● **Objective**
Repeat each record below exactly as given.

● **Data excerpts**
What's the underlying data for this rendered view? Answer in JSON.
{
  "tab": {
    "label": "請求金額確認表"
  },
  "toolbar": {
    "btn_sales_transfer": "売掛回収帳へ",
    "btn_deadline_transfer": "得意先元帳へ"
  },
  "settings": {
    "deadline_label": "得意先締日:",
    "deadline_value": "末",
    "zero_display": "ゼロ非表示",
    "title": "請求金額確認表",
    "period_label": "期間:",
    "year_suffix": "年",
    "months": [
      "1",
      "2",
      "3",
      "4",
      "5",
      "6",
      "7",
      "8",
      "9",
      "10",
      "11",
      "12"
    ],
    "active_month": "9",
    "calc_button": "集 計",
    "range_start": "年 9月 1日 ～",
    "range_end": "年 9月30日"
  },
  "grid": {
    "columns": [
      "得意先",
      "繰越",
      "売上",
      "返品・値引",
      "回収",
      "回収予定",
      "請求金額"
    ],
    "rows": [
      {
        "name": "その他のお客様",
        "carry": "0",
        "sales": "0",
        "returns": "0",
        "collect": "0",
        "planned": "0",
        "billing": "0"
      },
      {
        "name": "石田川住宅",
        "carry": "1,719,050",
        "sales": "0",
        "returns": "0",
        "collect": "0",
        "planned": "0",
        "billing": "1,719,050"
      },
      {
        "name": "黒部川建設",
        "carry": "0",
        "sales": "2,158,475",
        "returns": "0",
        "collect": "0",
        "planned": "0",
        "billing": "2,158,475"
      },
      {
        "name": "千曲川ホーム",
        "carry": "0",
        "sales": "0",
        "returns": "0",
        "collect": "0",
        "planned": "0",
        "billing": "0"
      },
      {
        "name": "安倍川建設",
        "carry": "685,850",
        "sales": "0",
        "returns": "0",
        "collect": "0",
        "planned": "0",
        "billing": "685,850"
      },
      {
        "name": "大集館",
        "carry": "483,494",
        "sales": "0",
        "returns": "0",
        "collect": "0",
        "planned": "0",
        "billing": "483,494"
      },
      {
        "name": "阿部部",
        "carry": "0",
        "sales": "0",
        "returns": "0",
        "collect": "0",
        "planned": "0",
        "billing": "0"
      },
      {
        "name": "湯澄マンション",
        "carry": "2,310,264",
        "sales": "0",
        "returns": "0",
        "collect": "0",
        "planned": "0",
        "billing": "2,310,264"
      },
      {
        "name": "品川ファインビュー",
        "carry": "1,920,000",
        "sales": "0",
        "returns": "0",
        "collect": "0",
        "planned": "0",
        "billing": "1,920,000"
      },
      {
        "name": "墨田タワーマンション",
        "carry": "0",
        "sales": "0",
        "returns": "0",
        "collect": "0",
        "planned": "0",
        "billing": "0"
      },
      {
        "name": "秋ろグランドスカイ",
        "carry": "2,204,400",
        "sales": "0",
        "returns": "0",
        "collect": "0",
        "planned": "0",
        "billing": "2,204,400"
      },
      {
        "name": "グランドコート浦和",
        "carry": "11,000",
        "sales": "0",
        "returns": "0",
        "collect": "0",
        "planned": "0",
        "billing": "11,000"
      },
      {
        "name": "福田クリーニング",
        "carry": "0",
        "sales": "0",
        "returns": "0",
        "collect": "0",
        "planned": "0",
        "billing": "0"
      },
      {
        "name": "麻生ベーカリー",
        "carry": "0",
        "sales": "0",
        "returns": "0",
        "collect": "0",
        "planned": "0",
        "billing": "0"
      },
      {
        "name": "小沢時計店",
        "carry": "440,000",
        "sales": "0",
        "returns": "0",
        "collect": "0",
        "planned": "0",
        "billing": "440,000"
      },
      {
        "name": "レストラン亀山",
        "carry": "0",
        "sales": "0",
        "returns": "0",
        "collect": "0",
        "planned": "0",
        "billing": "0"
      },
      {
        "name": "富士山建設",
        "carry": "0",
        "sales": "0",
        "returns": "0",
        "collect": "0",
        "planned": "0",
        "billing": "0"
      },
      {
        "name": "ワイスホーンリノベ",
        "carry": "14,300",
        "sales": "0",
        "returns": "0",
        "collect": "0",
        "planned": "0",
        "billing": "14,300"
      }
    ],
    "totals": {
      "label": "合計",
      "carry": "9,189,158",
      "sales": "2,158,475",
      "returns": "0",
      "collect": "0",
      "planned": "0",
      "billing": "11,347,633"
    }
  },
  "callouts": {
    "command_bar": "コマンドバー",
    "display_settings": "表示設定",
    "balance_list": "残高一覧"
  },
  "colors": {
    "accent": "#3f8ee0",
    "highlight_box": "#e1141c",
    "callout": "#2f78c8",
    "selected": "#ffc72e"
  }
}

● **Output below**
What's the underlying data for this rendered view? Answer in JSON.
{
  "tab": {
    "label": "請求金額確認表"
  },
  "toolbar": {
    "btn_sales_transfer": "売掛回収帳へ",
    "btn_deadline_transfer": "得意先元帳へ"
  },
  "settings": {
    "deadline_label": "得意先締日:",
    "deadline_value": "末",
    "zero_display": "ゼロ非表示",
    "title": "請求金額確認表",
    "period_label": "期間:",
    "year_suffix": "年",
    "months": [
      "1",
      "2",
      "3",
      "4",
      "5",
      "6",
      "7",
      "8",
      "9",
      "10",
      "11",
      "12"
    ],
    "active_month": "9",
    "calc_button": "集 計",
    "range_start": "年 9月 1日 ～",
    "range_end": "年 9月30日"
  },
  "grid": {
    "columns": [
      "得意先",
      "繰越",
      "売上",
      "返品・値引",
      "回収",
      "回収予定",
      "請求金額"
    ],
    "rows": [
      {
        "name": "その他のお客様",
        "carry": "0",
        "sales": "0",
        "returns": "0",
        "collect": "0",
        "planned": "0",
        "billing": "0"
      },
      {
        "name": "石田川住宅",
        "carry": "1,719,050",
        "sales": "0",
        "returns": "0",
        "collect": "0",
        "planned": "0",
        "billing": "1,719,050"
      },
      {
        "name": "黒部川建設",
        "carry": "0",
        "sales": "2,158,475",
        "returns": "0",
        "collect": "0",
        "planned": "0",
        "billing": "2,158,475"
      },
      {
        "name": "千曲川ホーム",
        "carry": "0",
        "sales": "0",
        "returns": "0",
        "collect": "0",
        "planned": "0",
        "billing": "0"
      },
      {
        "name": "安倍川建設",
        "carry": "685,850",
        "sales": "0",
        "returns": "0",
        "collect": "0",
        "planned": "0",
        "billing": "685,850"
      },
      {
        "name": "大集館",
        "carry": "483,494",
        "sales": "0",
        "returns": "0",
        "collect": "0",
        "planned": "0",
        "billing": "483,494"
      },
      {
        "name": "阿部部",
        "carry": "0",
        "sales": "0",
        "returns": "0",
        "collect": "0",
        "planned": "0",
        "billing": "0"
      },
      {
        "name": "湯澄マンション",
        "carry": "2,310,264",
        "sales": "0",
        "returns": "0",
        "collect": "0",
        "planned": "0",
        "billing": "2,310,264"
      },
      {
        "name": "品川ファインビュー",
        "carry": "1,920,000",
        "sales": "0",
        "returns": "0",
        "collect": "0",
        "planned": "0",
        "billing": "1,920,000"
      },
      {
        "name": "墨田タワーマンション",
        "carry": "0",
        "sales": "0",
        "returns": "0",
        "collect": "0",
        "planned": "0",
        "billing": "0"
      },
      {
        "name": "秋ろグランドスカイ",
        "carry": "2,204,400",
        "sales": "0",
        "returns": "0",
        "collect": "0",
        "planned": "0",
        "billing": "2,204,400"
      },
      {
        "name": "グランドコート浦和",
        "carry": "11,000",
        "sales": "0",
        "returns": "0",
        "collect": "0",
        "planned": "0",
        "billing": "11,000"
      },
      {
        "name": "福田クリーニング",
        "carry": "0",
        "sales": "0",
        "returns": "0",
        "collect": "0",
        "planned": "0",
        "billing": "0"
      },
      {
        "name": "麻生ベーカリー",
        "carry": "0",
        "sales": "0",
        "returns": "0",
        "collect": "0",
        "planned": "0",
        "billing": "0"
      },
      {
        "name": "小沢時計店",
        "carry": "440,000",
        "sales": "0",
        "returns": "0",
        "collect": "0",
        "planned": "0",
        "billing": "440,000"
      },
      {
        "name": "レストラン亀山",
        "carry": "0",
        "sales": "0",
        "returns": "0",
        "collect": "0",
        "planned": "0",
        "billing": "0"
      },
      {
        "name": "富士山建設",
        "carry": "0",
        "sales": "0",
        "returns": "0",
        "collect": "0",
        "planned": "0",
        "billing": "0"
      },
      {
        "name": "ワイスホーンリノベ",
        "carry": "14,300",
        "sales": "0",
        "returns": "0",
        "collect": "0",
        "planned": "0",
        "billing": "14,300"
      }
    ],
    "totals": {
      "label": "合計",
      "carry": "9,189,158",
      "sales": "2,158,475",
      "returns": "0",
      "collect": "0",
      "planned": "0",
      "billing": "11,347,633"
    }
  },
  "callouts": {
    "command_bar": "コマンドバー",
    "display_settings": "表示設定",
    "balance_list": "残高一覧"
  },
  "colors": {
    "accent": "#3f8ee0",
    "highlight_box": "#e1141c",
    "callout": "#2f78c8",
    "selected": "#ffc72e"
  }
}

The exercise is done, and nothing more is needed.